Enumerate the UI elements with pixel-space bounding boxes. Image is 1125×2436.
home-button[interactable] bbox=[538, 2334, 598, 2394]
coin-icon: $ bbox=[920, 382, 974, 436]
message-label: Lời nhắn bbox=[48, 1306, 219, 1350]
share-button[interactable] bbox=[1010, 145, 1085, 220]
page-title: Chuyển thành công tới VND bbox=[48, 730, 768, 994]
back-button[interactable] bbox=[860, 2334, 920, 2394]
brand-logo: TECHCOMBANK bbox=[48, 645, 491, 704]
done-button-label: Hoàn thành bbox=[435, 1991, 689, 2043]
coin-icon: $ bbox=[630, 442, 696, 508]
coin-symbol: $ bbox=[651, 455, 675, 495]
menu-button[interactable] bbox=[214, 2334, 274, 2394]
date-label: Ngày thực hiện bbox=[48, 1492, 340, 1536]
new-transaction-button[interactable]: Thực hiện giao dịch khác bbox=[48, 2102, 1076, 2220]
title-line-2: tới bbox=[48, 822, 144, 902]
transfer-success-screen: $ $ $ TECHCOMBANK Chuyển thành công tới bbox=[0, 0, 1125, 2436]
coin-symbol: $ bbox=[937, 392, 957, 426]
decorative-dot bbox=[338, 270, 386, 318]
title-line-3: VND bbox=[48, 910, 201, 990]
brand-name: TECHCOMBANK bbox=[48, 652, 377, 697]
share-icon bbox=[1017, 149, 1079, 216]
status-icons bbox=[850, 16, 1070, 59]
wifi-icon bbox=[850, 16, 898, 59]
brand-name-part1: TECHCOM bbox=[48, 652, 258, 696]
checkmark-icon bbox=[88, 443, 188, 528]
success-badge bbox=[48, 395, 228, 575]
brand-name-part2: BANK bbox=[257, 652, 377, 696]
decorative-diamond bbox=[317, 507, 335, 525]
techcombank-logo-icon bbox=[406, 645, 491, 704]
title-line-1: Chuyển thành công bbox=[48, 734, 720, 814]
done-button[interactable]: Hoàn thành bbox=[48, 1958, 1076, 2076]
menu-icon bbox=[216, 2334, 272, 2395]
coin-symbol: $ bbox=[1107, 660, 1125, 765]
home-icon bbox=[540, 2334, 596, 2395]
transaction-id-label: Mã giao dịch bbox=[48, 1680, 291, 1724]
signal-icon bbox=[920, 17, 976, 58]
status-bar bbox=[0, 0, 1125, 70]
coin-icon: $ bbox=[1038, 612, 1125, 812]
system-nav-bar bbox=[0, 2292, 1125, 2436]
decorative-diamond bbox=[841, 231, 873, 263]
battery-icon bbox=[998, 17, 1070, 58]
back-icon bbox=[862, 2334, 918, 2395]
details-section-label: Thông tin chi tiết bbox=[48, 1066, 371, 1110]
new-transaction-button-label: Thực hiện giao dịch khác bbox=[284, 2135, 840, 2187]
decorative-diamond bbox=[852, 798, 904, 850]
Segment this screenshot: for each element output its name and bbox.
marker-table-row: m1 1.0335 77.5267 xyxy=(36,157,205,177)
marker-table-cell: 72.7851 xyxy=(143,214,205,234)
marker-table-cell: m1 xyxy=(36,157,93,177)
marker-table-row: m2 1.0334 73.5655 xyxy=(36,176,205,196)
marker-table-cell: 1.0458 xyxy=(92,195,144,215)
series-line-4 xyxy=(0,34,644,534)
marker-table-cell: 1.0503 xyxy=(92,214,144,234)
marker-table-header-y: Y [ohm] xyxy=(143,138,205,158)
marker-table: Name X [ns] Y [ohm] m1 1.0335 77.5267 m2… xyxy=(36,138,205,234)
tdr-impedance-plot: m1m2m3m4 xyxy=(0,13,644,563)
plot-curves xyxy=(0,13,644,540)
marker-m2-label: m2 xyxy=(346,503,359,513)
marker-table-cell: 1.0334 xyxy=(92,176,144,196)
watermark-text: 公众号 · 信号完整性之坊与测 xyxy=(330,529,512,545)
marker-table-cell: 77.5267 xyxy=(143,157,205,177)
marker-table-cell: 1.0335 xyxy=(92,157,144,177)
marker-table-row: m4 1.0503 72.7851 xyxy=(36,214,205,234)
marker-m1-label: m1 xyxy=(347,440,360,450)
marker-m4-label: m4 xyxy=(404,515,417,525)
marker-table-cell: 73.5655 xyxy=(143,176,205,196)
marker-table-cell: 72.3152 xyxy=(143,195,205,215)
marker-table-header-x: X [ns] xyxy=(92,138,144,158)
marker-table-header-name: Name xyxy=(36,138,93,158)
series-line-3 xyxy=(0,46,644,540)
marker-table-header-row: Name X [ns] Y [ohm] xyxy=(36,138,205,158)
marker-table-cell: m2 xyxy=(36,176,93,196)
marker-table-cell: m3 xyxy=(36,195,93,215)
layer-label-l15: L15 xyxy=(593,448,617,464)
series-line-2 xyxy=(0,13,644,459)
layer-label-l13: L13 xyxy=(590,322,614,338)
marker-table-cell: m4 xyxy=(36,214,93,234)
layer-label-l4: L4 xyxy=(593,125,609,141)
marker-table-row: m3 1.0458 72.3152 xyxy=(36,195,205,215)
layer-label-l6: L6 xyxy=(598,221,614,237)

Task brief
Please rewrite every line of the items above, replacing each instance of "decorative-diamond" with "ornament-diamond" and leaving everything else unchanged.

Problem solution
Enumerate the UI elements with pixel-space bounding boxes. Image is 1125×2436.
home-button[interactable] bbox=[538, 2334, 598, 2394]
coin-icon: $ bbox=[920, 382, 974, 436]
message-label: Lời nhắn bbox=[48, 1306, 219, 1350]
share-button[interactable] bbox=[1010, 145, 1085, 220]
page-title: Chuyển thành công tới VND bbox=[48, 730, 768, 994]
back-button[interactable] bbox=[860, 2334, 920, 2394]
brand-logo: TECHCOMBANK bbox=[48, 645, 491, 704]
done-button-label: Hoàn thành bbox=[435, 1991, 689, 2043]
coin-icon: $ bbox=[630, 442, 696, 508]
coin-symbol: $ bbox=[651, 455, 675, 495]
menu-button[interactable] bbox=[214, 2334, 274, 2394]
date-label: Ngày thực hiện bbox=[48, 1492, 340, 1536]
new-transaction-button[interactable]: Thực hiện giao dịch khác bbox=[48, 2102, 1076, 2220]
title-line-2: tới bbox=[48, 822, 144, 902]
transfer-success-screen: $ $ $ TECHCOMBANK Chuyển thành công tới bbox=[0, 0, 1125, 2436]
coin-symbol: $ bbox=[937, 392, 957, 426]
decorative-dot bbox=[338, 270, 386, 318]
title-line-3: VND bbox=[48, 910, 201, 990]
brand-name: TECHCOMBANK bbox=[48, 652, 377, 697]
share-icon bbox=[1017, 149, 1079, 216]
status-icons bbox=[850, 16, 1070, 59]
wifi-icon bbox=[850, 16, 898, 59]
brand-name-part1: TECHCOM bbox=[48, 652, 258, 696]
checkmark-icon bbox=[88, 443, 188, 528]
success-badge bbox=[48, 395, 228, 575]
brand-name-part2: BANK bbox=[257, 652, 377, 696]
ornament-diamond bbox=[317, 507, 335, 525]
techcombank-logo-icon bbox=[406, 645, 491, 704]
title-line-1: Chuyển thành công bbox=[48, 734, 720, 814]
done-button[interactable]: Hoàn thành bbox=[48, 1958, 1076, 2076]
menu-icon bbox=[216, 2334, 272, 2395]
coin-symbol: $ bbox=[1107, 660, 1125, 765]
home-icon bbox=[540, 2334, 596, 2395]
transaction-id-label: Mã giao dịch bbox=[48, 1680, 291, 1724]
signal-icon bbox=[920, 17, 976, 58]
status-bar bbox=[0, 0, 1125, 70]
coin-icon: $ bbox=[1038, 612, 1125, 812]
system-nav-bar bbox=[0, 2292, 1125, 2436]
ornament-diamond bbox=[841, 231, 873, 263]
battery-icon bbox=[998, 17, 1070, 58]
back-icon bbox=[862, 2334, 918, 2395]
details-section-label: Thông tin chi tiết bbox=[48, 1066, 371, 1110]
new-transaction-button-label: Thực hiện giao dịch khác bbox=[284, 2135, 840, 2187]
ornament-diamond bbox=[852, 798, 904, 850]
Segment this screenshot: for each element output its name and bbox.
marker-table-row: m1 1.0335 77.5267 xyxy=(36,157,205,177)
marker-table-cell: 72.7851 xyxy=(143,214,205,234)
marker-table-cell: m1 xyxy=(36,157,93,177)
marker-table-row: m2 1.0334 73.5655 xyxy=(36,176,205,196)
marker-table-cell: 1.0458 xyxy=(92,195,144,215)
series-line-4 xyxy=(0,34,644,534)
marker-table-cell: 1.0503 xyxy=(92,214,144,234)
marker-table-header-y: Y [ohm] xyxy=(143,138,205,158)
marker-table: Name X [ns] Y [ohm] m1 1.0335 77.5267 m2… xyxy=(36,138,205,234)
tdr-impedance-plot: m1m2m3m4 xyxy=(0,13,644,563)
plot-curves xyxy=(0,13,644,540)
marker-m2-label: m2 xyxy=(346,503,359,513)
marker-table-cell: 1.0334 xyxy=(92,176,144,196)
watermark-text: 公众号 · 信号完整性之坊与测 xyxy=(330,529,512,545)
marker-table-cell: 77.5267 xyxy=(143,157,205,177)
marker-table-cell: 1.0335 xyxy=(92,157,144,177)
marker-table-row: m4 1.0503 72.7851 xyxy=(36,214,205,234)
marker-m1-label: m1 xyxy=(347,440,360,450)
marker-m4-label: m4 xyxy=(404,515,417,525)
marker-table-cell: 73.5655 xyxy=(143,176,205,196)
marker-table-cell: 72.3152 xyxy=(143,195,205,215)
marker-table-header-x: X [ns] xyxy=(92,138,144,158)
marker-table-header-name: Name xyxy=(36,138,93,158)
series-line-3 xyxy=(0,46,644,540)
marker-table-header-row: Name X [ns] Y [ohm] xyxy=(36,138,205,158)
marker-table-cell: m2 xyxy=(36,176,93,196)
marker-table-cell: m3 xyxy=(36,195,93,215)
layer-label-l15: L15 xyxy=(593,448,617,464)
series-line-2 xyxy=(0,13,644,459)
layer-label-l13: L13 xyxy=(590,322,614,338)
marker-table-cell: m4 xyxy=(36,214,93,234)
layer-label-l4: L4 xyxy=(593,125,609,141)
marker-table-row: m3 1.0458 72.3152 xyxy=(36,195,205,215)
layer-label-l6: L6 xyxy=(598,221,614,237)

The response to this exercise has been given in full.